*Problem to work on:*
Each line from the line holding "Extract the structured" through the last line should be written out exactly, with nothing else and no images.

(Part of a data file)

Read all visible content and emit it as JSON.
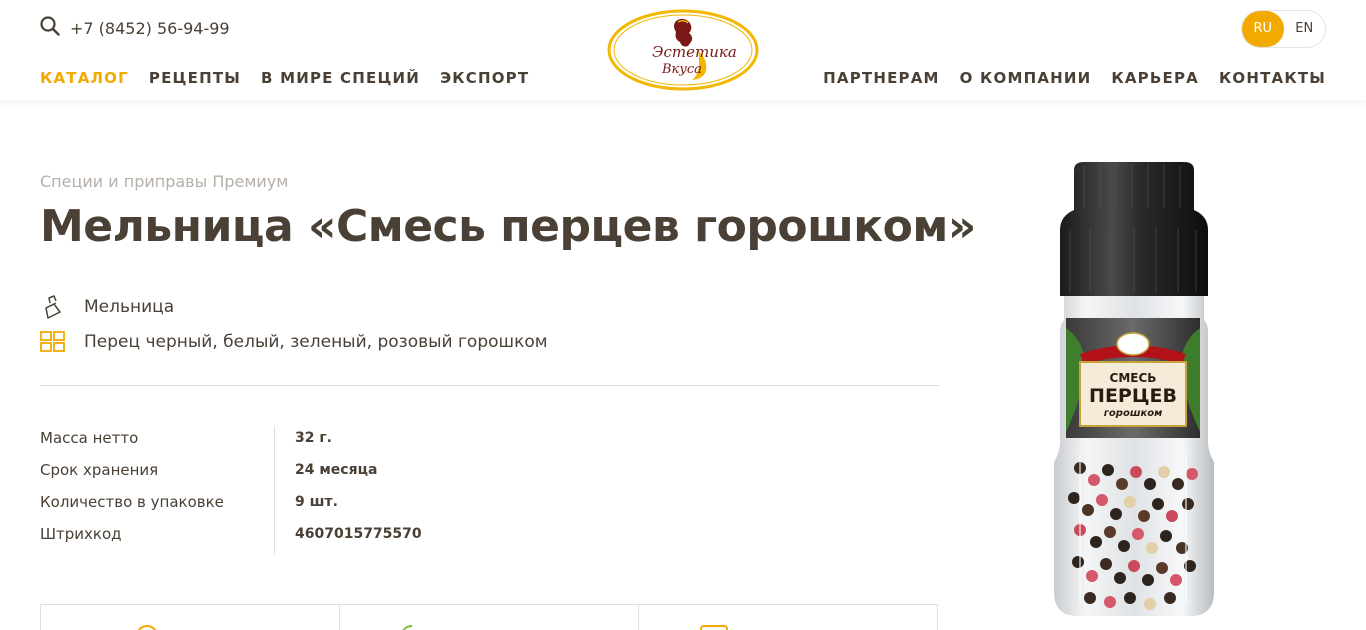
{
  "header": {
    "phone": "+7 (8452) 56-94-99",
    "logo": {
      "line1": "Эстетика",
      "line2": "Вкуса"
    },
    "lang": {
      "ru": "RU",
      "en": "EN",
      "active": "RU"
    },
    "nav_left": [
      "КАТАЛОГ",
      "РЕЦЕПТЫ",
      "В МИРЕ СПЕЦИЙ",
      "ЭКСПОРТ"
    ],
    "nav_right": [
      "ПАРТНЕРАМ",
      "О КОМПАНИИ",
      "КАРЬЕРА",
      "КОНТАКТЫ"
    ]
  },
  "product": {
    "breadcrumb": "Специи и приправы Премиум",
    "title": "Мельница «Смесь перцев горошком»",
    "features": [
      {
        "icon": "grinder-icon",
        "text": "Мельница"
      },
      {
        "icon": "grid-icon",
        "text": "Перец черный, белый, зеленый, розовый горошком"
      }
    ],
    "specs": [
      {
        "label": "Масса нетто",
        "value": "32 г."
      },
      {
        "label": "Срок хранения",
        "value": "24 месяца"
      },
      {
        "label": "Количество в упаковке",
        "value": "9 шт."
      },
      {
        "label": "Штрихкод",
        "value": "4607015775570"
      }
    ],
    "package_label": {
      "line1": "СМЕСЬ",
      "line2": "ПЕРЦЕВ",
      "line3": "горошком"
    }
  },
  "colors": {
    "accent": "#f2a900",
    "text": "#4a4035",
    "muted": "#b6b0a8"
  }
}
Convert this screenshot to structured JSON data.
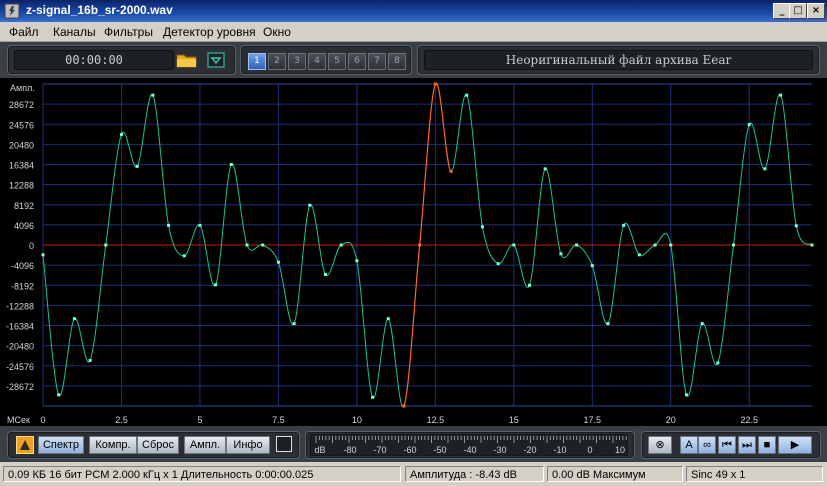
{
  "window": {
    "title": "z-signal_16b_sr-2000.wav",
    "minimize": "_",
    "maximize": "□",
    "close": "×"
  },
  "menu": [
    "Файл",
    "Каналы",
    "Фильтры",
    "Детектор уровня",
    "Окно"
  ],
  "toolbar": {
    "time": "00:00:00",
    "channels": [
      "1",
      "2",
      "3",
      "4",
      "5",
      "6",
      "7",
      "8"
    ],
    "active_channel": "1",
    "message": "Неоригинальный файл архива Eear"
  },
  "chart_data": {
    "type": "line",
    "ylabel": "Ампл.",
    "xlabel": "МСек",
    "y_ticks": [
      "28672",
      "24576",
      "20480",
      "16384",
      "12288",
      "8192",
      "4096",
      "0",
      "-4096",
      "-8192",
      "-12288",
      "-16384",
      "-20480",
      "-24576",
      "-28672"
    ],
    "x_ticks": [
      "0",
      "2.5",
      "5",
      "7.5",
      "10",
      "12.5",
      "15",
      "17.5",
      "20",
      "22.5"
    ],
    "xlim": [
      0,
      24.5
    ],
    "ylim": [
      -32768,
      32768
    ],
    "colors": {
      "signal": "#19c48a",
      "segment": "#ff6a1a",
      "zero_line": "#c21a1a",
      "grid": "#1e2f78",
      "clip": "#2a4aa0"
    },
    "series": [
      {
        "x": [
          0,
          0.5,
          1.0,
          1.5,
          2.0,
          2.5,
          3.0,
          3.5,
          4.0,
          4.5,
          5.0,
          5.5,
          6.0,
          6.5,
          7.0,
          7.5,
          8.0,
          8.5,
          9.0,
          9.5,
          10.0,
          10.5,
          11.0,
          11.5,
          12.0,
          12.5,
          13.0,
          13.5,
          14.0,
          14.5,
          15.0,
          15.5,
          16.0,
          16.5,
          17.0,
          17.5,
          18.0,
          18.5,
          19.0,
          19.5,
          20.0,
          20.5,
          21.0,
          21.5,
          22.0,
          22.5,
          23.0,
          23.5,
          24.0,
          24.5
        ],
        "values": [
          -2000,
          -30500,
          -15000,
          -23500,
          0,
          22500,
          16000,
          30500,
          4000,
          -2200,
          4000,
          -8100,
          16400,
          0,
          0,
          -3500,
          -16000,
          8100,
          -6000,
          0,
          -3200,
          -31000,
          -15000,
          -32768,
          0,
          32768,
          15000,
          30500,
          3700,
          -3800,
          0,
          -8200,
          15500,
          -1800,
          0,
          -4200,
          -16000,
          4000,
          -2000,
          0,
          0,
          -30500,
          -16000,
          -24000,
          0,
          24500,
          15500,
          30500,
          3900,
          0
        ]
      }
    ],
    "highlight_range": [
      11.5,
      13.0
    ]
  },
  "transport": {
    "buttons": [
      "Спектр",
      "Компр.",
      "Сброс",
      "Ампл.",
      "Инфо"
    ],
    "meter_ticks": [
      "dB",
      "-80",
      "-70",
      "-60",
      "-50",
      "-40",
      "-30",
      "-20",
      "-10",
      "0",
      "10"
    ],
    "playback": [
      "⊗",
      "A",
      "∞",
      "⏮",
      "⏭",
      "■",
      "▶"
    ]
  },
  "status": {
    "file_info": "0.09 КБ 16 бит PCM 2.000 кГц x 1  Длительность 0:00:00.025",
    "amplitude": "Амплитуда : -8.43 dB",
    "max": "0.00 dB Максимум",
    "sinc": "Sinc 49 x 1"
  }
}
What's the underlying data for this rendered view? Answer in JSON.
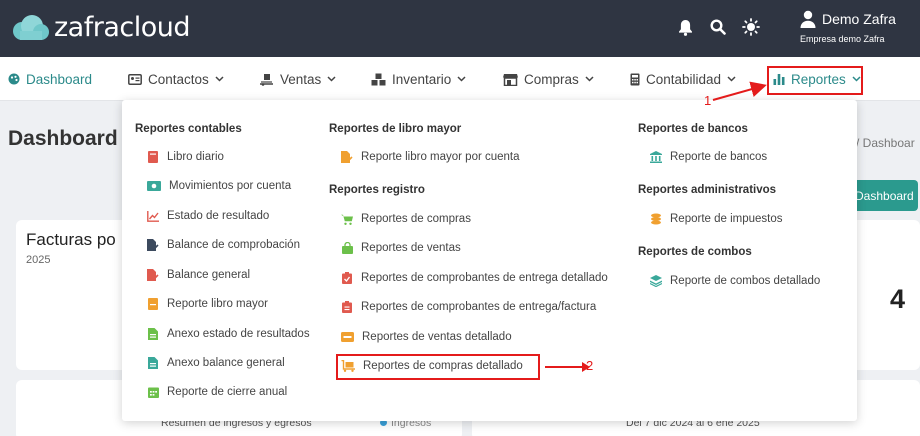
{
  "app": {
    "logo_text": "zafracloud",
    "user_name": "Demo Zafra",
    "user_company": "Empresa demo Zafra"
  },
  "nav": [
    {
      "label": "Dashboard"
    },
    {
      "label": "Contactos"
    },
    {
      "label": "Ventas"
    },
    {
      "label": "Inventario"
    },
    {
      "label": "Compras"
    },
    {
      "label": "Contabilidad"
    },
    {
      "label": "Reportes"
    }
  ],
  "page": {
    "title": "Dashboard",
    "breadcrumb": "/  Dashboar",
    "dashboard_button": "Dashboard",
    "card_title": "Facturas po",
    "card_year": "2025",
    "big_number": "4",
    "bottom_left": "Resumen de ingresos y egresos",
    "bottom_mid": "Ingresos",
    "bottom_right": "Del 7 dic 2024 al 6 ene 2025"
  },
  "menu": {
    "col1": {
      "heading": "Reportes contables",
      "items": [
        "Libro diario",
        "Movimientos por cuenta",
        "Estado de resultado",
        "Balance de comprobación",
        "Balance general",
        "Reporte libro mayor",
        "Anexo estado de resultados",
        "Anexo balance general",
        "Reporte de cierre anual"
      ]
    },
    "col2": {
      "heading1": "Reportes de libro mayor",
      "items1": [
        "Reporte libro mayor por cuenta"
      ],
      "heading2": "Reportes registro",
      "items2": [
        "Reportes de compras",
        "Reportes de ventas",
        "Reportes de comprobantes de entrega detallado",
        "Reportes de comprobantes de entrega/factura",
        "Reportes de ventas detallado",
        "Reportes de compras detallado"
      ]
    },
    "col3": {
      "heading1": "Reportes de bancos",
      "items1": [
        "Reporte de bancos"
      ],
      "heading2": "Reportes administrativos",
      "items2": [
        "Reporte de impuestos"
      ],
      "heading3": "Reportes de combos",
      "items3": [
        "Reporte de combos detallado"
      ]
    }
  },
  "annotations": {
    "label1": "1",
    "label2": "2"
  },
  "colors": {
    "topbar": "#2f3542",
    "accent": "#2b8a8a",
    "highlight": "#e41b1b"
  }
}
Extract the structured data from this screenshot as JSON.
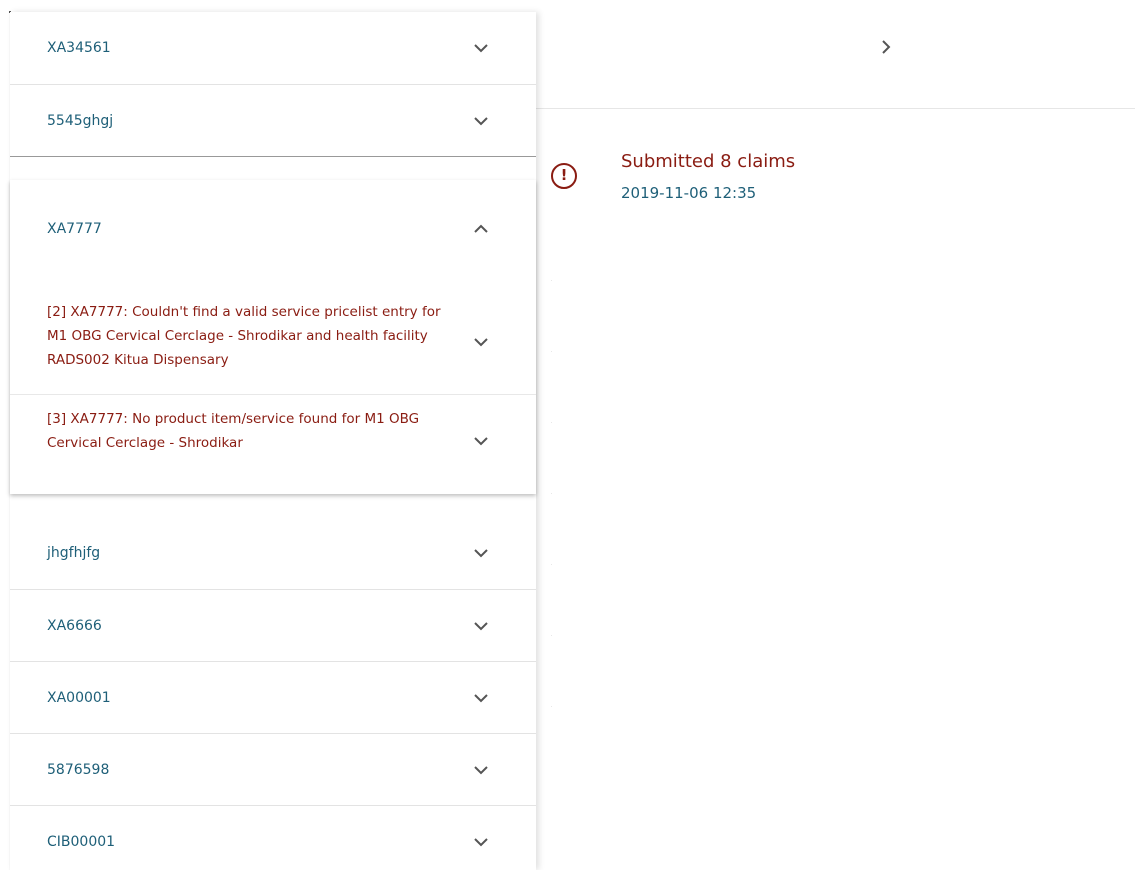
{
  "left_list": {
    "items_top": [
      {
        "label": "XA34561"
      },
      {
        "label": "5545ghgj"
      }
    ],
    "expanded": {
      "label": "XA7777",
      "sub_items": [
        {
          "message": "[2] XA7777: Couldn't find a valid service pricelist entry for M1 OBG Cervical Cerclage - Shrodikar and health facility RADS002 Kitua Dispensary"
        },
        {
          "message": "[3] XA7777: No product item/service found for M1 OBG Cervical Cerclage - Shrodikar"
        }
      ]
    },
    "items_bottom": [
      {
        "label": "jhgfhjfg"
      },
      {
        "label": "XA6666"
      },
      {
        "label": "XA00001"
      },
      {
        "label": "5876598"
      },
      {
        "label": "CIB00001"
      }
    ]
  },
  "notice": {
    "icon": "alert-circle-icon",
    "title": "Submitted 8 claims",
    "timestamp": "2019-11-06 12:35"
  },
  "colors": {
    "label": "#1e5f78",
    "error": "#8a1c12",
    "divider": "#e3e3e3"
  }
}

*Response:*
Extract the structured data from this screenshot as JSON.
{
  "left_list": {
    "items_top": [
      {
        "label": "XA34561"
      },
      {
        "label": "5545ghgj"
      }
    ],
    "expanded": {
      "label": "XA7777",
      "sub_items": [
        {
          "message": "[2] XA7777: Couldn't find a valid service pricelist entry for M1 OBG Cervical Cerclage - Shrodikar and health facility RADS002 Kitua Dispensary"
        },
        {
          "message": "[3] XA7777: No product item/service found for M1 OBG Cervical Cerclage - Shrodikar"
        }
      ]
    },
    "items_bottom": [
      {
        "label": "jhgfhjfg"
      },
      {
        "label": "XA6666"
      },
      {
        "label": "XA00001"
      },
      {
        "label": "5876598"
      },
      {
        "label": "CIB00001"
      }
    ]
  },
  "notice": {
    "icon": "alert-circle-icon",
    "title": "Submitted 8 claims",
    "timestamp": "2019-11-06 12:35"
  },
  "colors": {
    "label": "#1e5f78",
    "error": "#8a1c12",
    "divider": "#e3e3e3"
  }
}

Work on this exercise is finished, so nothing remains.